Quoted text:
## start

This walk was lead by me, so I made sure to be there early,
The start of the Dob Park walk is in a strange location, for, as in the well known joke about finding any place, ‘ If I was wanting to go there, I wouldn’t start from here’.
The start was on the Blubberhouses to Otley road, over the moors, and the other side of the Washburn valley from Harrogate. There are at least three possible routes to get there, none of them direct or straightforward, so I was pleasantly surprised to see the full complement of 7 all assembled, and ready to go.
There’s a constant concern for walk organisers about:
how long any walk should be (4 or 5 or as in a recent case 7.5 miles?),
how hilly it should be (pancake flat, gently sloping, a bit up and down or brutal?), and
how many stiles there should be (all aluminium gates, a few regular wooden stiles, some of those stone stiles that go diagonally up and down the sides of a stone wall, or dangerously dilapidated wooden or stone walls to clamber over?)

## end

Stated task 1: In the Dob Park walk account, how many walkers had assembled at the start?
Stated task 2: Please go on with the Dob Park walk account, picking up after its last sentence.

[Element box records]

## start

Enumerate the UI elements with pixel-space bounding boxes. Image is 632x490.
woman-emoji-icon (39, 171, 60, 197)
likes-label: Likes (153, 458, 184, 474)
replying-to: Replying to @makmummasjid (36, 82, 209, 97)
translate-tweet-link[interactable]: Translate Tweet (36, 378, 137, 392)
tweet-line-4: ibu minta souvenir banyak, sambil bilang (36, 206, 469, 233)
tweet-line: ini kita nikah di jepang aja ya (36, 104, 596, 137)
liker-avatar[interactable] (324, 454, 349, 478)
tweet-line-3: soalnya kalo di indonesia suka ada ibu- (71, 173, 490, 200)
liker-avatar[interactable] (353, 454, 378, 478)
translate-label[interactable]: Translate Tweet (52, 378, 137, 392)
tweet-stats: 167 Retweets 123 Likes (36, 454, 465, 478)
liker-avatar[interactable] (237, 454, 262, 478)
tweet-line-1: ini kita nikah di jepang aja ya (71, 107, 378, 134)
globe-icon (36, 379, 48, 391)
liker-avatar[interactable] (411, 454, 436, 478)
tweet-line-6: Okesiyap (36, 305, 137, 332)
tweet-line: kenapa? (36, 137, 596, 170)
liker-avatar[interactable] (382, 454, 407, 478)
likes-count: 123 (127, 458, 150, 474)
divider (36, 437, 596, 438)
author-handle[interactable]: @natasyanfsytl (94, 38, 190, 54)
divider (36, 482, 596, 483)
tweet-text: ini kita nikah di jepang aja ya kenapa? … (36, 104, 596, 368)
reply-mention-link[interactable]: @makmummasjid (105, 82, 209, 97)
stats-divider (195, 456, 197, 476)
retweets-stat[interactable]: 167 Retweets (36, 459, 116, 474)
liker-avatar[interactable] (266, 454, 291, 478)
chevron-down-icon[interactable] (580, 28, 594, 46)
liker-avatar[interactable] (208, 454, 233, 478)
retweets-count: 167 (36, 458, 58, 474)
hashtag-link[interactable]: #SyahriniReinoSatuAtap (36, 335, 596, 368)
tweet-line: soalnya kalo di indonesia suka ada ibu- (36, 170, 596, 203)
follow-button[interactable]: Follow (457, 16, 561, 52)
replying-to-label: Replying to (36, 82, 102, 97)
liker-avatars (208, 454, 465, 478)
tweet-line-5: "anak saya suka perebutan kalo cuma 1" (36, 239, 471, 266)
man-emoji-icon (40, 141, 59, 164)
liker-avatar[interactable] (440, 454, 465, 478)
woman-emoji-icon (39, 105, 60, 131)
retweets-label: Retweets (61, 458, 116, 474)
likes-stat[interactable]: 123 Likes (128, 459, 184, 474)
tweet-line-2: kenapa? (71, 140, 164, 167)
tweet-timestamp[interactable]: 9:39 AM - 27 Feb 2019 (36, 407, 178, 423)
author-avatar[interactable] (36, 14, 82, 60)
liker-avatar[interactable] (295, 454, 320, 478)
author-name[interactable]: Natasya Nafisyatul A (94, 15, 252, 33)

## end

Response 1: The full complement of 7 walkers had assembled and were ready to go.

Response 2:
From a walk organisers point of view, it’s only when you reconnoitre a walk that you find out the mix of these characteristics that exist, and by that time you’ve got an emotional commitment to the walk (having invested time and effort into it), whatever its drawbacks.
Apart for the three characteristics above, there are are other features to consider, and to report to members about: such as the beauty of the views, the degree of muddiness to be expected, the likelihood of having to walk through fields with animals in them, and the time the walk is expected to take.
This last feature has been largely solved through experience, some of it bitter.
Clayden’s Third law of Rambling states that any walk takes 3 hours, however long or difficult it is.
This helps a lot in planning the timing of the pub lunch – possibly, apart from the weather, this being the deadline of greatest importance to walkers (and to publicans).
A new issue has emerged over the time we’ve been walking together – the degree of honesty shown by the walk leader in describing a walk. Increasingly this has been challenged, especially by our President.
How many stiles did you say there would be?
You didn’t say this hill would be so steep, did you?
I wasn’t expecting this amount of mud!
In the Dob Park walk there were many such challenges to my honesty, many of them in an open, even friendly, manner.
As ever, ‘you can’t please everyone all the time’ ( a quote from Abraham Lincoln?)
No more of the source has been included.